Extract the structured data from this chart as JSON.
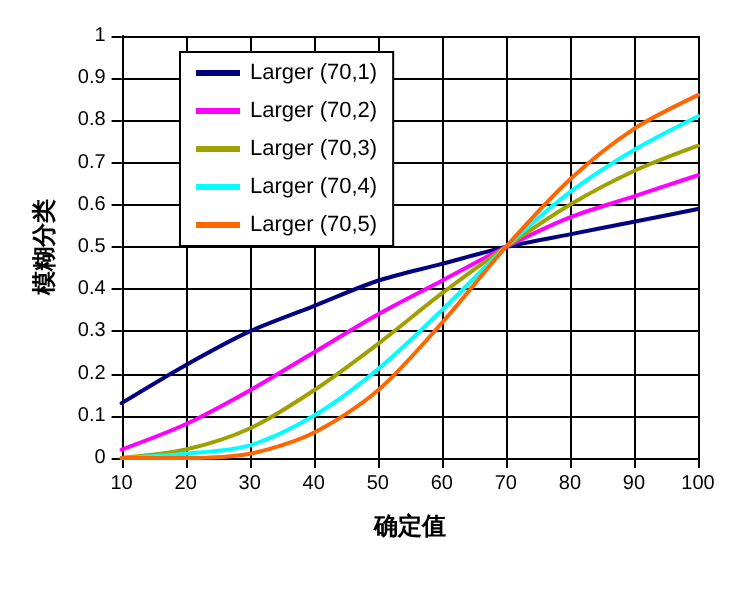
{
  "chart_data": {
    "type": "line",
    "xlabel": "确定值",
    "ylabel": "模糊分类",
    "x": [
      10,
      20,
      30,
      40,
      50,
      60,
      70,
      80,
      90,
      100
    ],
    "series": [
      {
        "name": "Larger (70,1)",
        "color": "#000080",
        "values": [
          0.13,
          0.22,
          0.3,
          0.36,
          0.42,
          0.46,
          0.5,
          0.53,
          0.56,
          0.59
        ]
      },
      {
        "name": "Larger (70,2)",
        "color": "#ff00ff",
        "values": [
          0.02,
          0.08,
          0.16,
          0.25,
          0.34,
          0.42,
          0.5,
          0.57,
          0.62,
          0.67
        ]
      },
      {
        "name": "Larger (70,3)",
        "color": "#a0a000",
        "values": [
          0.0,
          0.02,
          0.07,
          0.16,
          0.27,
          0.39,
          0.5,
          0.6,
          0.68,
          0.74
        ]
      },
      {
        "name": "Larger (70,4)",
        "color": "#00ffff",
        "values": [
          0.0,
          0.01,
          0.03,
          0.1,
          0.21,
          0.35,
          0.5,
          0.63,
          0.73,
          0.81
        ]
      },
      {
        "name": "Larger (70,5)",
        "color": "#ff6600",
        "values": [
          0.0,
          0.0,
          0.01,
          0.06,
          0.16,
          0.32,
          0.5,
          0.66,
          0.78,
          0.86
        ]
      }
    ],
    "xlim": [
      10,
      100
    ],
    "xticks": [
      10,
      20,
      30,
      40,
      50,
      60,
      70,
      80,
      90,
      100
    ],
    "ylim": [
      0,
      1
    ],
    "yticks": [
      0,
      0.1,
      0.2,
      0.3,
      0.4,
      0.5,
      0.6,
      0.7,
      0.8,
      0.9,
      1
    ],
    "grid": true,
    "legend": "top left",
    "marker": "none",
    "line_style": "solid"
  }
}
——————
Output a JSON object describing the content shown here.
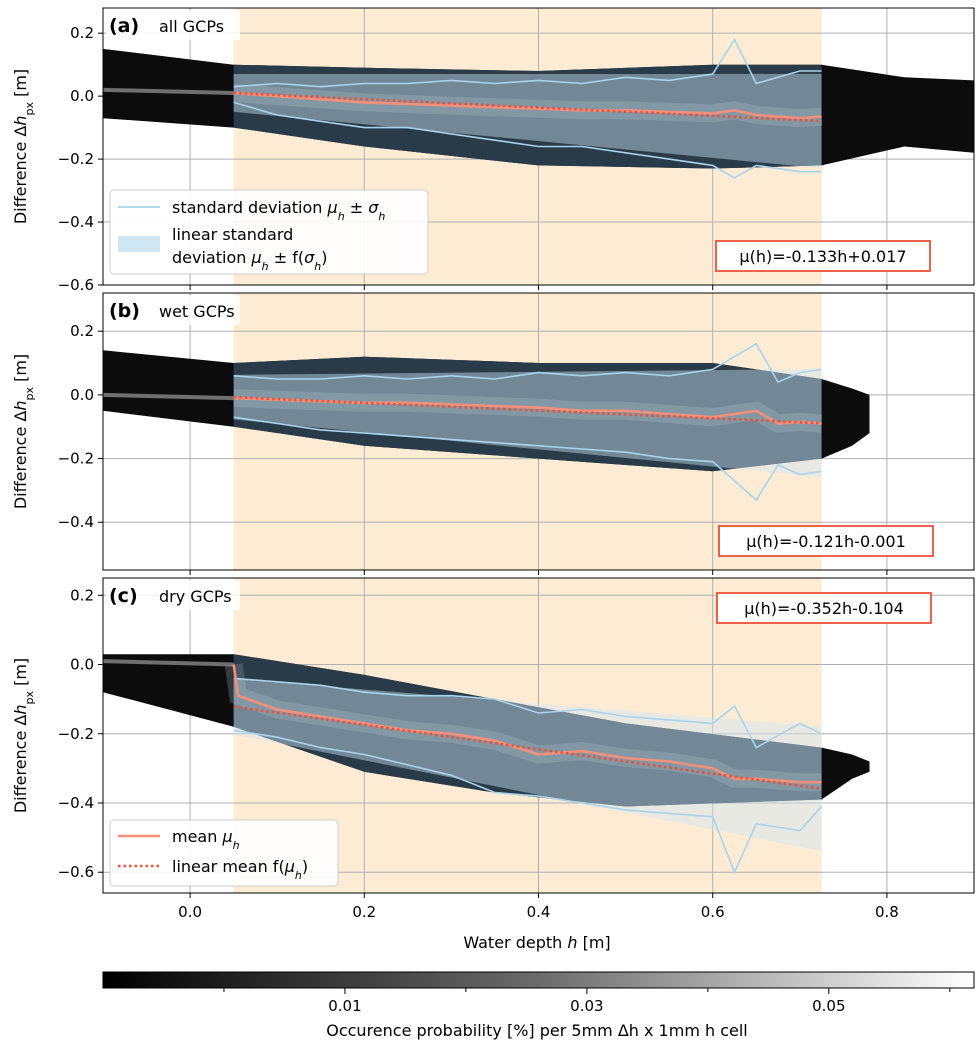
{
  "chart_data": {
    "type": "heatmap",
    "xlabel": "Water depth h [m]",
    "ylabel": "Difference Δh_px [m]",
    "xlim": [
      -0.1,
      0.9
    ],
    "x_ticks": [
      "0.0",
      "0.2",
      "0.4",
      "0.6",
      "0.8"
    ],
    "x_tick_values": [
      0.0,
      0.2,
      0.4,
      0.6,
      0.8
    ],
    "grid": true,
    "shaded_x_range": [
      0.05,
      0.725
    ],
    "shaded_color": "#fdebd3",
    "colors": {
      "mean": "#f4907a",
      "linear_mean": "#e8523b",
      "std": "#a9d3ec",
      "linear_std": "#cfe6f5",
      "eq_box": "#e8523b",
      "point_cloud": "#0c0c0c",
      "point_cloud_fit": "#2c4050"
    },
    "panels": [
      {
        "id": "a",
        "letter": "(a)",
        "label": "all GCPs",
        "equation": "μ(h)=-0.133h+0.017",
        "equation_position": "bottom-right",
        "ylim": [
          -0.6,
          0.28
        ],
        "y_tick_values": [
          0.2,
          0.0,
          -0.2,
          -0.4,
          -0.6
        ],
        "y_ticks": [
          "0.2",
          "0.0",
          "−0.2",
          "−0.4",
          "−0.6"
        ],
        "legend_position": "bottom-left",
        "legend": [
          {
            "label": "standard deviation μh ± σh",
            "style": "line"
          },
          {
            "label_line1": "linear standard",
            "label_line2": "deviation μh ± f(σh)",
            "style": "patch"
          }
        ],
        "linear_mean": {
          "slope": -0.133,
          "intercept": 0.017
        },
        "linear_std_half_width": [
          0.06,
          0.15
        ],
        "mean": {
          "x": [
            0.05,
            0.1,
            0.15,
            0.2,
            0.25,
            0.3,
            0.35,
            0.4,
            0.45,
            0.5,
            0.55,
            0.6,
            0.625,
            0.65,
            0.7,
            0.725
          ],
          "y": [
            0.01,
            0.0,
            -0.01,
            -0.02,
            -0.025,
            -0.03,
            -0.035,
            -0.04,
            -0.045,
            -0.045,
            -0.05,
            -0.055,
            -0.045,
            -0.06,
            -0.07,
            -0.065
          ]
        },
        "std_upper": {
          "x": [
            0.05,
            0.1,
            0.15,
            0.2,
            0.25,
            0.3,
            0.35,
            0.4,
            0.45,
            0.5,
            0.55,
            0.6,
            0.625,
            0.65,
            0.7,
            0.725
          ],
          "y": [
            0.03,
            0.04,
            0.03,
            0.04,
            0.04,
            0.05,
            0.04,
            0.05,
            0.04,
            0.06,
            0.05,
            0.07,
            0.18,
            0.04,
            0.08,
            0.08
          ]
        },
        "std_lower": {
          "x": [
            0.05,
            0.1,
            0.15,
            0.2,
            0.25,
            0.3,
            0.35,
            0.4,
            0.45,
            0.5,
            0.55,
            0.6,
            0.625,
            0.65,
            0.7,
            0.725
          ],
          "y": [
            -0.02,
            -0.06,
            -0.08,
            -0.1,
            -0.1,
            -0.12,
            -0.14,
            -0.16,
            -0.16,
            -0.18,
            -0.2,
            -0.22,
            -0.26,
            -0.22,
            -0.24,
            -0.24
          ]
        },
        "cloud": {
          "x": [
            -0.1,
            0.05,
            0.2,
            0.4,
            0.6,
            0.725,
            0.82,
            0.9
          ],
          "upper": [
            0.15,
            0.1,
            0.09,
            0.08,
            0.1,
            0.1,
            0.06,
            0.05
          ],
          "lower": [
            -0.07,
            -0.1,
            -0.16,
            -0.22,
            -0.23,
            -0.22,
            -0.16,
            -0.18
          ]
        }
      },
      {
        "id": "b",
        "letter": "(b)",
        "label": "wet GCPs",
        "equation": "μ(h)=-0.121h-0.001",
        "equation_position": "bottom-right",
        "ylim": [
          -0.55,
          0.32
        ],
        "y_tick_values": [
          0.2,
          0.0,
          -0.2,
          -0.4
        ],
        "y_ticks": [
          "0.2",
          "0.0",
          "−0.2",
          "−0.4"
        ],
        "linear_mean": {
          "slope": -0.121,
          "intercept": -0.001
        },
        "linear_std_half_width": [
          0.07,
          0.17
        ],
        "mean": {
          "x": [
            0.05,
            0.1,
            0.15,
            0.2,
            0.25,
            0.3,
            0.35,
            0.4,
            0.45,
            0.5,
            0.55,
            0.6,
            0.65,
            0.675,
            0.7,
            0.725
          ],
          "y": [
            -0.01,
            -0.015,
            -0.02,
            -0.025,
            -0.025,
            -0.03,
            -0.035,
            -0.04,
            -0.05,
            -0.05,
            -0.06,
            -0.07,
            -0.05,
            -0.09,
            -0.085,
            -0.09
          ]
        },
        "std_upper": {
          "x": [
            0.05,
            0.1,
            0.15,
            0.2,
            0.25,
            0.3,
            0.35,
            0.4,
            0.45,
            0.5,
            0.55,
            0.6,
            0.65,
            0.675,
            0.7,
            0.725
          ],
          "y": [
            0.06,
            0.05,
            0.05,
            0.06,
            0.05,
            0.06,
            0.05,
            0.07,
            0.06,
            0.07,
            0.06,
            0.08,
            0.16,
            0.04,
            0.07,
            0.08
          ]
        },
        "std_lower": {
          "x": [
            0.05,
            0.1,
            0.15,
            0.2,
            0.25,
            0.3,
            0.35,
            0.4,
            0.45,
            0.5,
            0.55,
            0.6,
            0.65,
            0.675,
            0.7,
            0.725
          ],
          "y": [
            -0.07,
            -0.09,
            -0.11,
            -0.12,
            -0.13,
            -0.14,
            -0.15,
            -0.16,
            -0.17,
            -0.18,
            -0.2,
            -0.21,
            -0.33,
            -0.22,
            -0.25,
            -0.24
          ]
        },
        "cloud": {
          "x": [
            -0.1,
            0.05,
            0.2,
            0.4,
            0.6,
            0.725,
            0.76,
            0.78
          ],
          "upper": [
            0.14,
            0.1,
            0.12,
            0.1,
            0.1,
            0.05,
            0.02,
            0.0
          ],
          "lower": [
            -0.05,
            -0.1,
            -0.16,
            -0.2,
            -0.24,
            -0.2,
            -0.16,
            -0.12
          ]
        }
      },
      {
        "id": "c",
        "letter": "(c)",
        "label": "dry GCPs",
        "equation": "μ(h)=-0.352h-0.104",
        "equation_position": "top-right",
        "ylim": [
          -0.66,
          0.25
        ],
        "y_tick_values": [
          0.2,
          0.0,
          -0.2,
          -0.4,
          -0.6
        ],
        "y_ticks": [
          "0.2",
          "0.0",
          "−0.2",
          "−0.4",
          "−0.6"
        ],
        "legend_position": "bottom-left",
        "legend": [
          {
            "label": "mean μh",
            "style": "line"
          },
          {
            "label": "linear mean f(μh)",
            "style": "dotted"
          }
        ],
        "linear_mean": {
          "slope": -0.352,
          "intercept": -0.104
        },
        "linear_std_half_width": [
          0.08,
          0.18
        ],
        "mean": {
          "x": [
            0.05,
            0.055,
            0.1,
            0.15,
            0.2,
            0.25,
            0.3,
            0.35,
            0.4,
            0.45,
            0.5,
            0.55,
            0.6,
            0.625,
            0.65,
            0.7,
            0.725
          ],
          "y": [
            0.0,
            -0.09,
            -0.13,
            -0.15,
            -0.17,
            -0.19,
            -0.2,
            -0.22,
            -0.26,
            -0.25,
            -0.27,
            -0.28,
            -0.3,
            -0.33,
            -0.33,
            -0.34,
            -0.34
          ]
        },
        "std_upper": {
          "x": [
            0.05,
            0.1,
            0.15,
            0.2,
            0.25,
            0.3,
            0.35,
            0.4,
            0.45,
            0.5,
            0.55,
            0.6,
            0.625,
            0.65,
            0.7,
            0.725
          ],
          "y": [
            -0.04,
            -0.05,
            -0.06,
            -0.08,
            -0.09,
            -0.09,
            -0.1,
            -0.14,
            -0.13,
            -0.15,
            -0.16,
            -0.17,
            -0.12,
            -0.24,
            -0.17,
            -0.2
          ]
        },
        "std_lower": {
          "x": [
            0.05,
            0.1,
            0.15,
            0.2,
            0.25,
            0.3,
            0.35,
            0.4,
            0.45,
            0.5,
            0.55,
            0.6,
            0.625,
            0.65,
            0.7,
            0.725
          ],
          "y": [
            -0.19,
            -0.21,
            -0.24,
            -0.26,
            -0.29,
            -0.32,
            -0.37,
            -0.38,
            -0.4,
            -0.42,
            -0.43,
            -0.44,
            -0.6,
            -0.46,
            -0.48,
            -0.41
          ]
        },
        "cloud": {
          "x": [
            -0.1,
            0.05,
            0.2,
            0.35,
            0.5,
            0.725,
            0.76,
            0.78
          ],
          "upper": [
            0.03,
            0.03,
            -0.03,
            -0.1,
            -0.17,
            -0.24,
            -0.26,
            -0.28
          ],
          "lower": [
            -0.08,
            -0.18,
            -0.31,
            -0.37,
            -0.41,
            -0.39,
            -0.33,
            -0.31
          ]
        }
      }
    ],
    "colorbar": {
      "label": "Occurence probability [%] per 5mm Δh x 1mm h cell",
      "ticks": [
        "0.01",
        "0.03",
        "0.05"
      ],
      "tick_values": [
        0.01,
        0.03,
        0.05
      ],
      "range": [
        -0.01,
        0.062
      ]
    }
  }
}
——————
Give solely the number of lines in the data that contain the string "deviation".

◆ RESPONSE TO THIS EXERCISE ◆
2